Print out each entry below exactly, please.

++++++++++

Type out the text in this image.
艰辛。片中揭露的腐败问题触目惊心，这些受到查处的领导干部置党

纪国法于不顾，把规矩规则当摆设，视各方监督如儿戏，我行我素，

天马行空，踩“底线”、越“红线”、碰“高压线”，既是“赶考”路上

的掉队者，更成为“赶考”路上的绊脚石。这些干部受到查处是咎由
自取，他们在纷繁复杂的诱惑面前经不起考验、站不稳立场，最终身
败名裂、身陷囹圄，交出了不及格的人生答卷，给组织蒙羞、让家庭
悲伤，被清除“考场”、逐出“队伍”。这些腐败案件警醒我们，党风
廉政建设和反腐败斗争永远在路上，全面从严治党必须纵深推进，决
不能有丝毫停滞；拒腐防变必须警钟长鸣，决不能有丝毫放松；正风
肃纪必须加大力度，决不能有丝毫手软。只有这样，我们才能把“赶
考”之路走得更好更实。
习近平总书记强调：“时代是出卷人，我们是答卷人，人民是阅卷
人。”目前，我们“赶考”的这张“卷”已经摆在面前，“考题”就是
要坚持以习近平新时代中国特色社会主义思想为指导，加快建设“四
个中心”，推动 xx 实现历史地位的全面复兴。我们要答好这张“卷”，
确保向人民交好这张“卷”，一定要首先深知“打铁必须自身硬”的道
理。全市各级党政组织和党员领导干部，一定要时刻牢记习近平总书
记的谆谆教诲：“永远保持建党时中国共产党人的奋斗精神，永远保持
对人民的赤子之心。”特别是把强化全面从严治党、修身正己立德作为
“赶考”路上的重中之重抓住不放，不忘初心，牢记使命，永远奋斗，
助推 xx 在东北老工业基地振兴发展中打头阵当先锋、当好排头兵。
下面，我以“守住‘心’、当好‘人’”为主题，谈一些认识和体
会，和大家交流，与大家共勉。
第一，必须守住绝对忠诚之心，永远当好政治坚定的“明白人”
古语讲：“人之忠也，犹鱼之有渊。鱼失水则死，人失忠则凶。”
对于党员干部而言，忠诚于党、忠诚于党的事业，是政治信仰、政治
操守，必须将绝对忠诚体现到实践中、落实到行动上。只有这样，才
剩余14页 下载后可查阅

++++++++++

* [Answer to the exercise]
Type out the text in this image.
艰辛。片中揭露的腐败问题触目惊心，这些受到查处的领导干部置党

纪国法于不顾，把规矩规则当摆设，视各方监督如儿戏，我行我素，

天马行空，踩“底线”、越“红线”、碰“高压线”，既是“赶考”路上

的掉队者，更成为“赶考”路上的绊脚石。这些干部受到查处是咎由
自取，他们在纷繁复杂的诱惑面前经不起考验、站不稳立场，最终身
败名裂、身陷囹圄，交出了不及格的人生答卷，给组织蒙羞、让家庭
悲伤，被清除“考场”、逐出“队伍”。这些腐败案件警醒我们，党风
廉政建设和反腐败斗争永远在路上，全面从严治党必须纵深推进，决
不能有丝毫停滞；拒腐防变必须警钟长鸣，决不能有丝毫放松；正风
肃纪必须加大力度，决不能有丝毫手软。只有这样，我们才能把“赶
考”之路走得更好更实。
习近平总书记强调：“时代是出卷人，我们是答卷人，人民是阅卷
人。”目前，我们“赶考”的这张“卷”已经摆在面前，“考题”就是
要坚持以习近平新时代中国特色社会主义思想为指导，加快建设“四
个中心”，推动 xx 实现历史地位的全面复兴。我们要答好这张“卷”，
确保向人民交好这张“卷”，一定要首先深知“打铁必须自身硬”的道
理。全市各级党政组织和党员领导干部，一定要时刻牢记习近平总书
记的谆谆教诲：“永远保持建党时中国共产党人的奋斗精神，永远保持
对人民的赤子之心。”特别是把强化全面从严治党、修身正己立德作为
“赶考”路上的重中之重抓住不放，不忘初心，牢记使命，永远奋斗，
助推 xx 在东北老工业基地振兴发展中打头阵当先锋、当好排头兵。
下面，我以“守住‘心’、当好‘人’”为主题，谈一些认识和体
会，和大家交流，与大家共勉。
第一，必须守住绝对忠诚之心，永远当好政治坚定的“明白人”
古语讲：“人之忠也，犹鱼之有渊。鱼失水则死，人失忠则凶。”
对于党员干部而言，忠诚于党、忠诚于党的事业，是政治信仰、政治
操守，必须将绝对忠诚体现到实践中、落实到行动上。只有这样，才
剩余14页 下载后可查阅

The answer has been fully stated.